Task instructions:
Using the data beneath, show every line that includes the word "国庆节快乐".

Exercise materials:
────────────────────
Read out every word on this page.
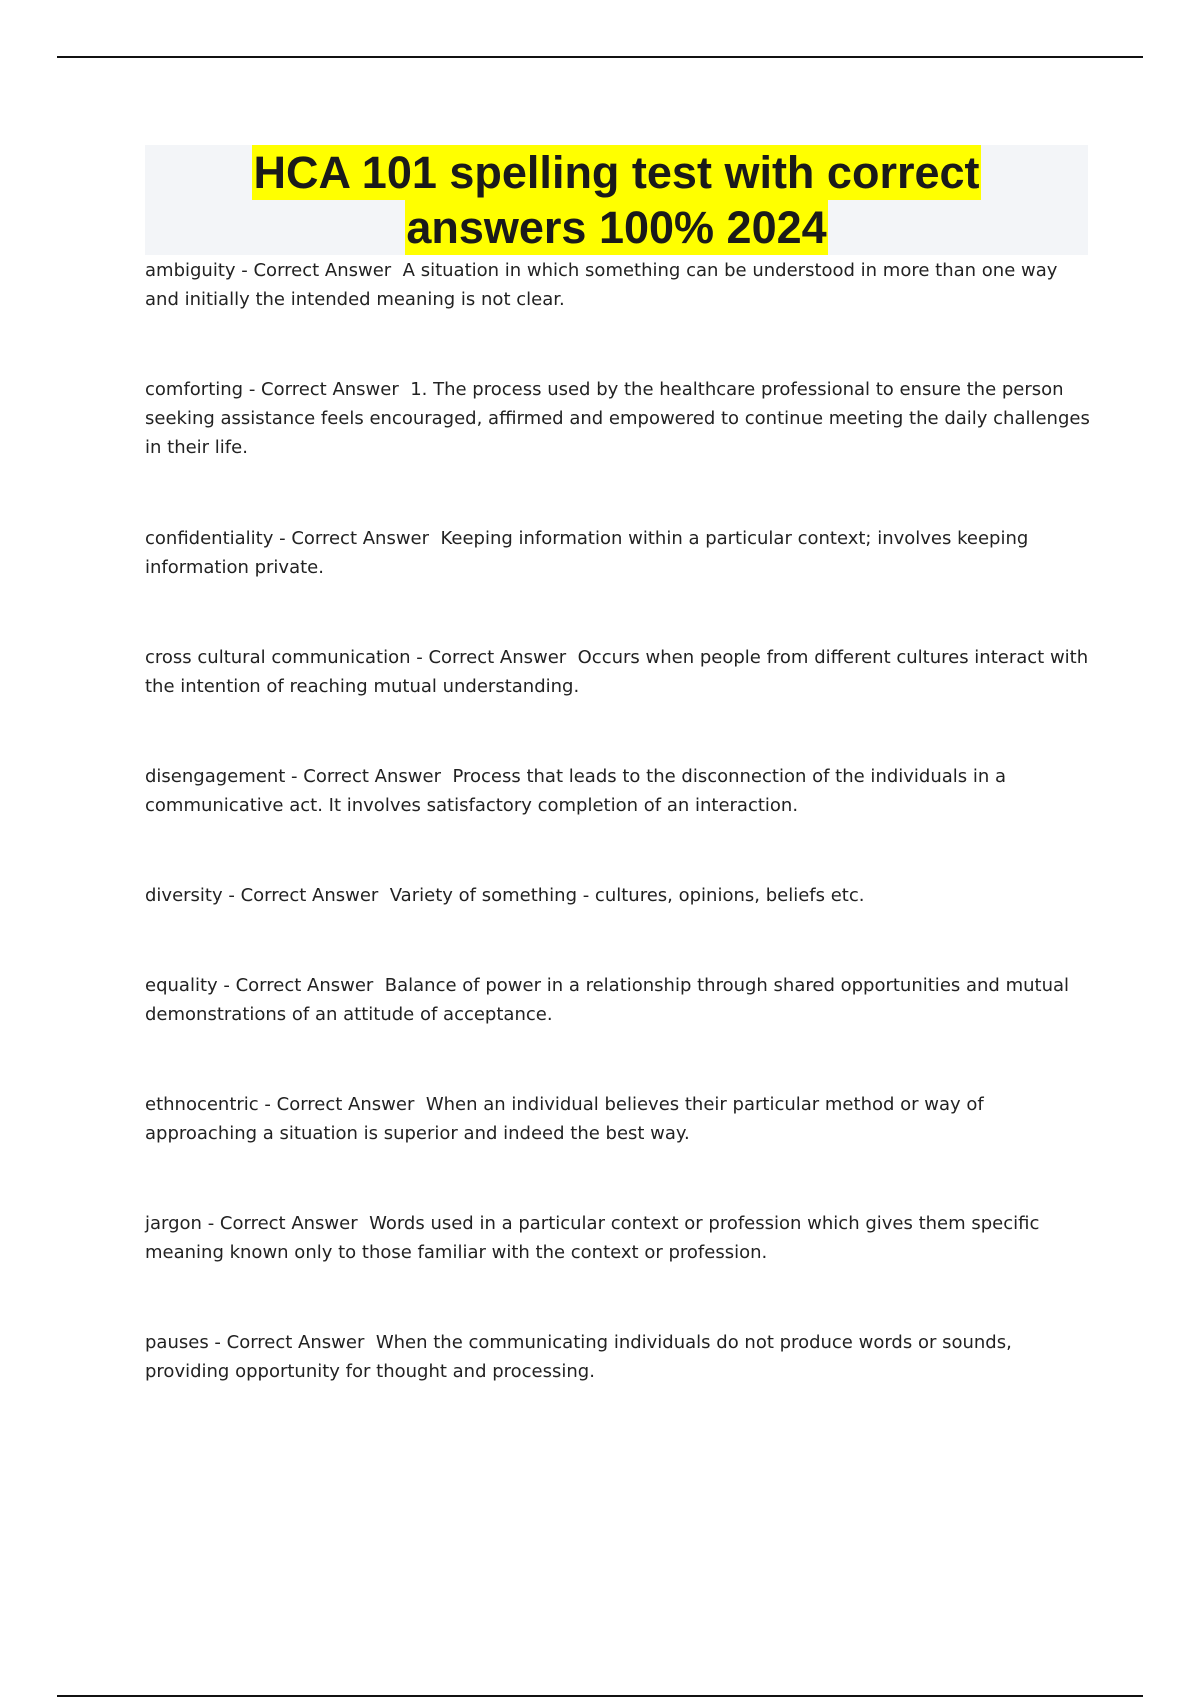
HCA 101 spelling test with correct
answers 100% 2024

ambiguity - Correct Answer  A situation in which something can be understood in more than one way and initially the intended meaning is not clear.

comforting - Correct Answer  1. The process used by the healthcare professional to ensure the person seeking assistance feels encouraged, affirmed and empowered to continue meeting the daily challenges in their life.

confidentiality - Correct Answer  Keeping information within a particular context; involves keeping information private.

cross cultural communication - Correct Answer  Occurs when people from different cultures interact with the intention of reaching mutual understanding.

disengagement - Correct Answer  Process that leads to the disconnection of the individuals in a communicative act. It involves satisfactory completion of an interaction.

diversity - Correct Answer  Variety of something - cultures, opinions, beliefs etc.

equality - Correct Answer  Balance of power in a relationship through shared opportunities and mutual demonstrations of an attitude of acceptance.

ethnocentric - Correct Answer  When an individual believes their particular method or way of approaching a situation is superior and indeed the best way.

jargon - Correct Answer  Words used in a particular context or profession which gives them specific meaning known only to those familiar with the context or profession.

pauses - Correct Answer  When the communicating individuals do not produce words or sounds, providing opportunity for thought and processing.
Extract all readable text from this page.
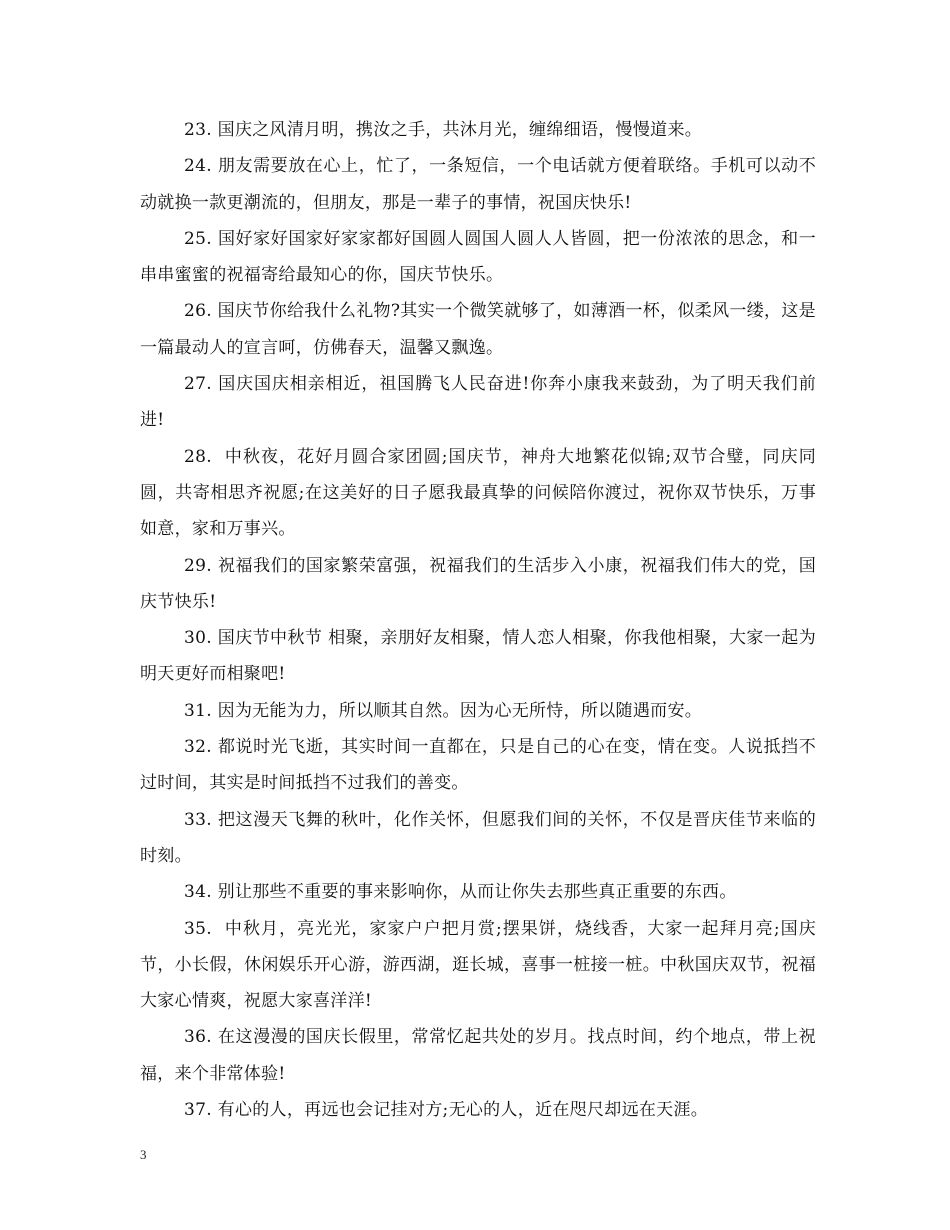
23. 国庆之风清月明，携汝之手，共沐月光，缠绵细语，慢慢道来。

24. 朋友需要放在心上，忙了，一条短信，一个电话就方便着联络。手机可以动不动就换一款更潮流的，但朋友，那是一辈子的事情，祝国庆快乐!

25. 国好家好国家好家家都好国圆人圆国人圆人人皆圆，把一份浓浓的思念，和一串串蜜蜜的祝福寄给最知心的你，国庆节快乐。

26. 国庆节你给我什么礼物?其实一个微笑就够了，如薄酒一杯，似柔风一缕，这是一篇最动人的宣言呵，仿佛春天，温馨又飘逸。

27. 国庆国庆相亲相近，祖国腾飞人民奋进!你奔小康我来鼓劲，为了明天我们前进!

28.  中秋夜，花好月圆合家团圆;国庆节，神舟大地繁花似锦;双节合璧，同庆同圆，共寄相思齐祝愿;在这美好的日子愿我最真挚的问候陪你渡过，祝你双节快乐，万事如意，家和万事兴。

29. 祝福我们的国家繁荣富强，祝福我们的生活步入小康，祝福我们伟大的党，国庆节快乐!

30. 国庆节中秋节 相聚，亲朋好友相聚，情人恋人相聚，你我他相聚，大家一起为明天更好而相聚吧!

31. 因为无能为力，所以顺其自然。因为心无所恃，所以随遇而安。

32. 都说时光飞逝，其实时间一直都在，只是自己的心在变，情在变。人说抵挡不过时间，其实是时间抵挡不过我们的善变。

33. 把这漫天飞舞的秋叶，化作关怀，但愿我们间的关怀，不仅是晋庆佳节来临的时刻。

34. 别让那些不重要的事来影响你，从而让你失去那些真正重要的东西。

35.  中秋月，亮光光，家家户户把月赏;摆果饼，烧线香，大家一起拜月亮;国庆节，小长假，休闲娱乐开心游，游西湖，逛长城，喜事一桩接一桩。中秋国庆双节，祝福大家心情爽，祝愿大家喜洋洋!

36. 在这漫漫的国庆长假里，常常忆起共处的岁月。找点时间，约个地点，带上祝福，来个非常体验!

37. 有心的人，再远也会记挂对方;无心的人，近在咫尺却远在天涯。

3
────────────────────
Answer to this exercise:
25. 国好家好国家好家家都好国圆人圆国人圆人人皆圆，把一份浓浓的思念，和一串串蜜蜜的祝福寄给最知心的你，国庆节快乐。
29. 祝福我们的国家繁荣富强，祝福我们的生活步入小康，祝福我们伟大的党，国庆节快乐!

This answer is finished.